**Dataset extract:**

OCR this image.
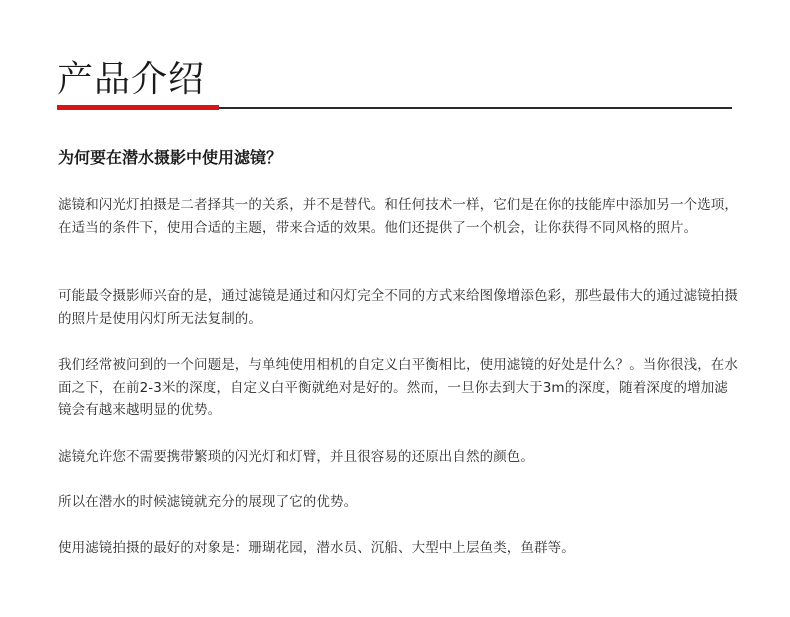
产品介绍
为何要在潜水摄影中使用滤镜？

滤镜和闪光灯拍摄是二者择其一的关系，并不是替代。和任何技术一样，它们是在你的技能库中添加另一个选项，在适当的条件下，使用合适的主题，带来合适的效果。他们还提供了一个机会，让你获得不同风格的照片。

可能最令摄影师兴奋的是，通过滤镜是通过和闪灯完全不同的方式来给图像增添色彩，那些最伟大的通过滤镜拍摄的照片是使用闪灯所无法复制的。

我们经常被问到的一个问题是，与单纯使用相机的自定义白平衡相比，使用滤镜的好处是什么？。当你很浅，在水面之下，在前2-3米的深度，自定义白平衡就绝对是好的。然而，一旦你去到大于3m的深度，随着深度的增加滤镜会有越来越明显的优势。

滤镜允许您不需要携带繁琐的闪光灯和灯臂，并且很容易的还原出自然的颜色。

所以在潜水的时候滤镜就充分的展现了它的优势。

使用滤镜拍摄的最好的对象是：珊瑚花园，潜水员、沉船、大型中上层鱼类，鱼群等。
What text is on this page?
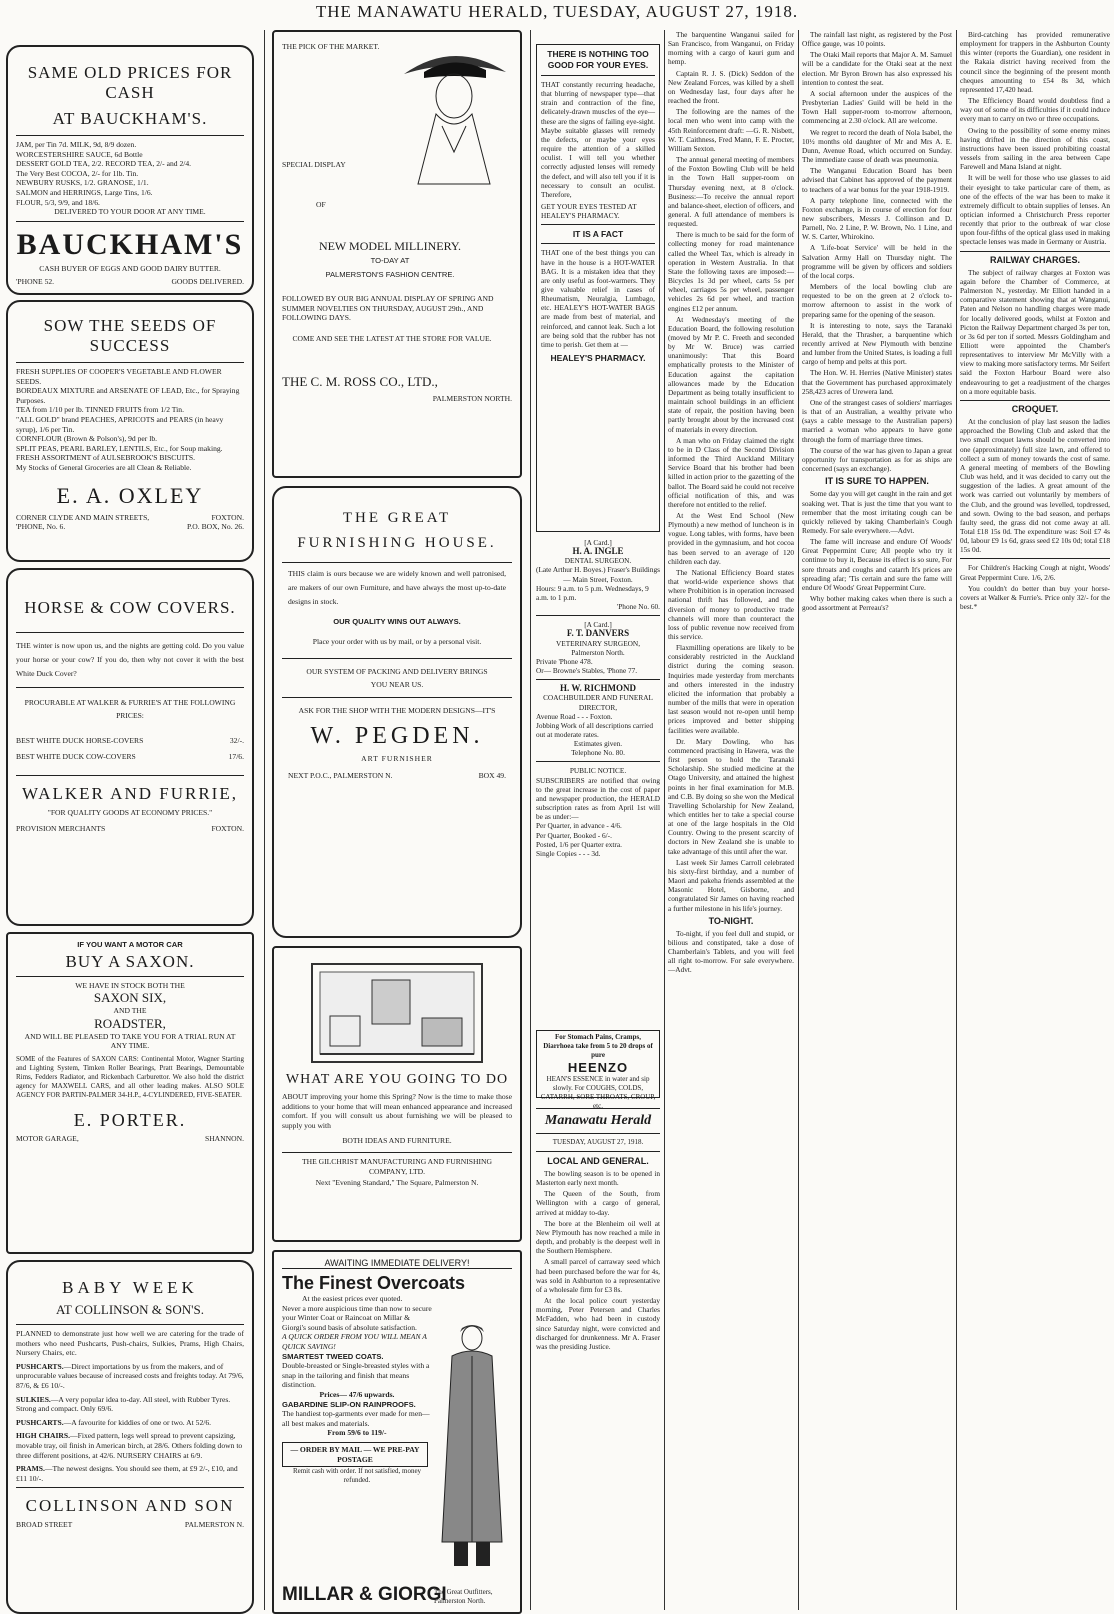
THE MANAWATU HERALD, TUESDAY, AUGUST 27, 1918.
SAME OLD PRICES FOR CASH
AT BAUCKHAM'S.
JAM, per Tin 7d. MILK, 9d, 8/9 dozen.
WORCESTERSHIRE SAUCE, 6d Bottle
DESSERT GOLD TEA, 2/2. RECORD TEA, 2/- and 2/4.
The Very Best COCOA, 2/- for 1lb. Tin.
NEWBURY RUSKS, 1/2. GRANOSE, 1/1.
SALMON and HERRINGS, Large Tins, 1/6.
FLOUR, 5/3, 9/9, and 18/6.
DELIVERED TO YOUR DOOR AT ANY TIME.
BAUCKHAM'S
CASH BUYER OF EGGS AND GOOD DAIRY BUTTER.
'PHONE 52.	GOODS DELIVERED.
SOW THE SEEDS OF SUCCESS
FRESH SUPPLIES OF COOPER'S VEGETABLE AND FLOWER SEEDS.
BORDEAUX MIXTURE and ARSENATE OF LEAD, Etc., for Spraying Purposes.
TEA from 1/10 per lb. TINNED FRUITS from 1/2 Tin.
"ALL GOLD" brand PEACHES, APRICOTS and PEARS (in heavy syrup), 1/6 per Tin.
CORNFLOUR (Brown & Polson's), 9d per lb.
SPLIT PEAS, PEARL BARLEY, LENTILS, Etc., for Soup making.
FRESH ASSORTMENT of AULSEBROOK'S BISCUITS.
My Stocks of General Groceries are all Clean & Reliable.
E. A. OXLEY
CORNER CLYDE AND MAIN STREETS,	FOXTON.
'PHONE, No. 6.	P.O. BOX, No. 26.
HORSE & COW COVERS.
THE winter is now upon us, and the nights are getting cold. Do you value your horse or your cow? If you do, then why not cover it with the best White Duck Cover?
PROCURABLE AT WALKER & FURRIE'S AT THE FOLLOWING PRICES:
BEST WHITE DUCK HORSE-COVERS	32/-.
BEST WHITE DUCK COW-COVERS	17/6.
WALKER AND FURRIE,
"FOR QUALITY GOODS AT ECONOMY PRICES."
PROVISION MERCHANTS	FOXTON.
IF YOU WANT A MOTOR CAR
BUY A SAXON.
WE HAVE IN STOCK BOTH THE
SAXON SIX,
AND THE
ROADSTER,
AND WILL BE PLEASED TO TAKE YOU FOR A TRIAL RUN AT ANY TIME.
SOME of the Features of SAXON CARS: Continental Motor, Wagner Starting and Lighting System, Timken Roller Bearings, Pratt Bearings, Demountable Rims, Fedders Radiator, and Rickenbach Carburettor. We also hold the district agency for MAXWELL CARS, and all other leading makes. ALSO SOLE AGENCY FOR PARTIN-PALMER 34-H.P., 4-CYLINDERED, FIVE-SEATER.
E. PORTER.
MOTOR GARAGE,	SHANNON.
BABY WEEK
AT COLLINSON & SON'S.
PLANNED to demonstrate just how well we are catering for the trade of mothers who need Pushcarts, Push-chairs, Sulkies, Prams, High Chairs, Nursery Chairs, etc.
PUSHCARTS.—Direct importations by us from the makers, and of unprocurable values because of increased costs and freights today. At 79/6, 87/6, & £6 10/-.
SULKIES.—A very popular idea to-day. All steel, with Rubber Tyres. Strong and compact. Only 69/6.
PUSHCARTS.—A favourite for kiddies of one or two. At 52/6.
HIGH CHAIRS.—Fixed pattern, legs well spread to prevent capsizing, movable tray, oil finish in American birch, at 28/6. Others folding down to three different positions, at 42/6. NURSERY CHAIRS at 6/9.
PRAMS.—The newest designs. You should see them, at £9 2/-, £10, and £11 10/-.
COLLINSON AND SON
BROAD STREET	PALMERSTON N.
THE PICK OF THE MARKET.
SPECIAL DISPLAY
OF
NEW MODEL MILLINERY.
TO-DAY AT
PALMERSTON'S FASHION CENTRE.
FOLLOWED BY OUR BIG ANNUAL DISPLAY OF SPRING AND SUMMER NOVELTIES ON THURSDAY, AUGUST 29th., AND FOLLOWING DAYS.
COME AND SEE THE LATEST AT THE STORE FOR VALUE.
THE C. M. ROSS CO., LTD.,
PALMERSTON NORTH.
THE GREAT
FURNISHING HOUSE.
THIS claim is ours because we are widely known and well patronised, are makers of our own Furniture, and have always the most up-to-date designs in stock.
OUR QUALITY WINS OUT ALWAYS.
Place your order with us by mail, or by a personal visit.
OUR SYSTEM OF PACKING AND DELIVERY BRINGS YOU NEAR US.
ASK FOR THE SHOP WITH THE MODERN DESIGNS—IT'S
W. PEGDEN.
ART FURNISHER
NEXT P.O.C., PALMERSTON N.	BOX 49.
WHAT ARE YOU GOING TO DO
ABOUT improving your home this Spring? Now is the time to make those additions to your home that will mean enhanced appearance and increased comfort. If you will consult us about furnishing we will be pleased to supply you with
BOTH IDEAS AND FURNITURE.
THE GILCHRIST MANUFACTURING AND FURNISHING COMPANY, LTD.
Next "Evening Standard," The Square, Palmerston N.
AWAITING IMMEDIATE DELIVERY!
The Finest Overcoats
At the easiest prices ever quoted.
Never a more auspicious time than now to secure your Winter Coat or Raincoat on Millar & Giorgi's sound basis of absolute satisfaction.
A QUICK ORDER FROM YOU WILL MEAN A QUICK SAVING!
SMARTEST TWEED COATS.
Double-breasted or Single-breasted styles with a snap in the tailoring and finish that means distinction.
Prices— 47/6 upwards.
GABARDINE SLIP-ON RAINPROOFS.
The handiest top-garments ever made for men—all best makes and materials.
From 59/6 to 119/-
— ORDER BY MAIL — WE PRE-PAY POSTAGE
Remit cash with order. If not satisfied, money refunded.
MILLAR & GIORGI
The Great Outfitters, Palmerston North.
THERE IS NOTHING TOO GOOD FOR YOUR EYES.
THAT constantly recurring headache, that blurring of newspaper type—that strain and contraction of the fine, delicately-drawn muscles of the eye—these are the signs of failing eye-sight. Maybe suitable glasses will remedy the defects, or maybe your eyes require the attention of a skilled oculist. I will tell you whether correctly adjusted lenses will remedy the defect, and will also tell you if it is necessary to consult an oculist. Therefore,
GET YOUR EYES TESTED AT HEALEY'S PHARMACY.
IT IS A FACT
THAT one of the best things you can have in the house is a HOT-WATER BAG. It is a mistaken idea that they are only useful as foot-warmers. They give valuable relief in cases of Rheumatism, Neuralgia, Lumbago, etc. HEALEY'S HOT-WATER BAGS are made from best of material, and reinforced, and cannot leak. Such a lot are being sold that the rubber has not time to perish. Get them at —
HEALEY'S PHARMACY.
[A Card.]
H. A. INGLE
DENTAL SURGEON.
(Late Arthur H. Boyes.) Fraser's Buildings — Main Street, Foxton.
Hours: 9 a.m. to 5 p.m. Wednesdays, 9 a.m. to 1 p.m.
'Phone No. 60.
[A Card.]
F. T. DANVERS
VETERINARY SURGEON,
Palmerston North.
Private 'Phone 478.
Or— Browne's Stables, 'Phone 77.
H. W. RICHMOND
COACHBUILDER AND FUNERAL DIRECTOR,
Avenue Road - - - Foxton.
Jobbing Work of all descriptions carried out at moderate rates.
Estimates given.
Telephone No. 80.
PUBLIC NOTICE.
SUBSCRIBERS are notified that owing to the great increase in the cost of paper and newspaper production, the HERALD subscription rates as from April 1st will be as under:—
Per Quarter, in advance - 4/6.
Per Quarter, Booked - 6/-.
Posted, 1/6 per Quarter extra.
Single Copies - - - 3d.
For Stomach Pains, Cramps, Diarrhoea take from 5 to 20 drops of pure
HEENZO
HEAN'S ESSENCE in water and sip slowly. For COUGHS, COLDS, CATARRH, SORE THROATS, CROUP, etc.
Manawatu Herald
TUESDAY, AUGUST 27, 1918.
LOCAL AND GENERAL.

The bowling season is to be opened in Masterton early next month.

The Queen of the South, from Wellington with a cargo of general, arrived at midday to-day.

The bore at the Blenheim oil well at New Plymouth has now reached a mile in depth, and probably is the deepest well in the Southern Hemisphere.

A small parcel of carraway seed which had been purchased before the war for 4s, was sold in Ashburton to a representative of a wholesale firm for £3 8s.

At the local police court yesterday morning, Peter Petersen and Charles McFadden, who had been in custody since Saturday night, were convicted and discharged for drunkenness. Mr A. Fraser was the presiding Justice.

The barquentine Wanganui sailed for San Francisco, from Wanganui, on Friday morning with a cargo of kauri gum and hemp.

Captain R. J. S. (Dick) Seddon of the New Zealand Forces, was killed by a shell on Wednesday last, four days after he reached the front.

The following are the names of the local men who went into camp with the 45th Reinforcement draft: —G. R. Nisbett, W. T. Caithness, Fred Mann, F. E. Procter, William Sexton.

The annual general meeting of members of the Foxton Bowling Club will be held in the Town Hall supper-room on Thursday evening next, at 8 o'clock. Business:—To receive the annual report and balance-sheet, election of officers, and general. A full attendance of members is requested.

There is much to be said for the form of collecting money for road maintenance called the Wheel Tax, which is already in operation in Western Australia. In that State the following taxes are imposed:— Bicycles 1s 3d per wheel, carts 5s per wheel, carriages 5s per wheel, passenger vehicles 2s 6d per wheel, and traction engines £12 per annum.

At Wednesday's meeting of the Education Board, the following resolution (moved by Mr P. C. Freeth and seconded by Mr W. Bruce) was carried unanimously: That this Board emphatically protests to the Minister of Education against the capitation allowances made by the Education Department as being totally insufficient to maintain school buildings in an efficient state of repair, the position having been partly brought about by the increased cost of materials in every direction.

A man who on Friday claimed the right to be in D Class of the Second Division informed the Third Auckland Military Service Board that his brother had been killed in action prior to the gazetting of the ballot. The Board said he could not receive official notification of this, and was therefore not entitled to the relief.

At the West End School (New Plymouth) a new method of luncheon is in vogue. Long tables, with forms, have been provided in the gymnasium, and hot cocoa has been served to an average of 120 children each day.

The National Efficiency Board states that world-wide experience shows that where Prohibition is in operation increased national thrift has followed, and the diversion of money to productive trade channels will more than counteract the loss of public revenue now received from this service.

Flaxmilling operations are likely to be considerably restricted in the Auckland district during the coming season. Inquiries made yesterday from merchants and others interested in the industry elicited the information that probably a number of the mills that were in operation last season would not re-open until hemp prices improved and better shipping facilities were available.

Dr. Mary Dowling, who has commenced practising in Hawera, was the first person to hold the Taranaki Scholarship. She studied medicine at the Otago University, and attained the highest points in her final examination for M.B. and C.B. By doing so she won the Medical Travelling Scholarship for New Zealand, which entitles her to take a special course at one of the large hospitals in the Old Country. Owing to the present scarcity of doctors in New Zealand she is unable to take advantage of this until after the war.

Last week Sir James Carroll celebrated his sixty-first birthday, and a number of Maori and pakeha friends assembled at the Masonic Hotel, Gisborne, and congratulated Sir James on having reached a further milestone in his life's journey.

TO-NIGHT.

To-night, if you feel dull and stupid, or bilious and constipated, take a dose of Chamberlain's Tablets, and you will feel all right to-morrow. For sale everywhere.—Advt.

The rainfall last night, as registered by the Post Office gauge, was 10 points.

The Otaki Mail reports that Major A. M. Samuel will be a candidate for the Otaki seat at the next election. Mr Byron Brown has also expressed his intention to contest the seat.

A social afternoon under the auspices of the Presbyterian Ladies' Guild will be held in the Town Hall supper-room to-morrow afternoon, commencing at 2.30 o'clock. All are welcome.

We regret to record the death of Nola Isabel, the 10½ months old daughter of Mr and Mrs A. E. Dunn, Avenue Road, which occurred on Sunday. The immediate cause of death was pneumonia.

The Wanganui Education Board has been advised that Cabinet has approved of the payment to teachers of a war bonus for the year 1918-1919.

A party telephone line, connected with the Foxton exchange, is in course of erection for four new subscribers, Messrs J. Collinson and D. Parnell, No. 2 Line, P. W. Brown, No. 1 Line, and W. S. Carter, Whirokino.

A 'Life-boat Service' will be held in the Salvation Army Hall on Thursday night. The programme will be given by officers and soldiers of the local corps.

Members of the local bowling club are requested to be on the green at 2 o'clock to-morrow afternoon to assist in the work of preparing same for the opening of the season.

It is interesting to note, says the Taranaki Herald, that the Thrasher, a barquentine which recently arrived at New Plymouth with benzine and lumber from the United States, is loading a full cargo of hemp and pelts at this port.

The Hon. W. H. Herries (Native Minister) states that the Government has purchased approximately 258,423 acres of Urewera land.

One of the strangest cases of soldiers' marriages is that of an Australian, a wealthy private who (says a cable message to the Australian papers) married a woman who appears to have gone through the form of marriage three times.

The course of the war has given to Japan a great opportunity for transportation as for as ships are concerned (says an exchange).

IT IS SURE TO HAPPEN.

Some day you will get caught in the rain and get soaking wet. That is just the time that you want to remember that the most irritating cough can be quickly relieved by taking Chamberlain's Cough Remedy. For sale everywhere.—Advt.

The fame will increase and endure Of Woods' Great Peppermint Cure; All people who try it continue to buy it, Because its effect is so sure, For sore throats and coughs and catarrh It's prices are spreading afar; 'Tis certain and sure the fame will endure Of Woods' Great Peppermint Cure.

Why bother making cakes when there is such a good assortment at Perreau's?

Bird-catching has provided remunerative employment for trappers in the Ashburton County this winter (reports the Guardian), one resident in the Rakaia district having received from the council since the beginning of the present month cheques amounting to £54 8s 3d, which represented 17,420 head.

The Efficiency Board would doubtless find a way out of some of its difficulties if it could induce every man to carry on two or three occupations.

Owing to the possibility of some enemy mines having drifted in the direction of this coast, instructions have been issued prohibiting coastal vessels from sailing in the area between Cape Farewell and Mana Island at night.

It will be well for those who use glasses to aid their eyesight to take particular care of them, as one of the effects of the war has been to make it extremely difficult to obtain supplies of lenses. An optician informed a Christchurch Press reporter recently that prior to the outbreak of war close upon four-fifths of the optical glass used in making spectacle lenses was made in Germany or Austria.

RAILWAY CHARGES.

The subject of railway charges at Foxton was again before the Chamber of Commerce, at Palmerston N., yesterday. Mr Elliott handed in a comparative statement showing that at Wanganui, Paten and Nelson no handling charges were made for locally delivered goods, whilst at Foxton and Picton the Railway Department charged 3s per ton, or 3s 6d per ton if sorted. Messrs Goldingham and Elliott were appointed the Chamber's representatives to interview Mr McVilly with a view to making more satisfactory terms. Mr Seifert said the Foxton Harbour Board were also endeavouring to get a readjustment of the charges on a more equitable basis.

CROQUET.

At the conclusion of play last season the ladies approached the Bowling Club and asked that the two small croquet lawns should be converted into one (approximately) full size lawn, and offered to collect a sum of money towards the cost of same. A general meeting of members of the Bowling Club was held, and it was decided to carry out the suggestion of the ladies. A great amount of the work was carried out voluntarily by members of the Club, and the ground was levelled, topdressed, and sown. Owing to the bad season, and perhaps faulty seed, the grass did not come away at all. Total £18 15s 0d. The expenditure was: Soil £7 4s 0d, labour £9 1s 6d, grass seed £2 10s 0d; total £18 15s 0d.

For Children's Hacking Cough at night, Woods' Great Peppermint Cure. 1/6, 2/6.

You couldn't do better than buy your horse-covers at Walker & Furrie's. Price only 32/- for the best.*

**Directions:** Tally the lines of the records holding the word "most", then state only the tally.

**Task output:** 2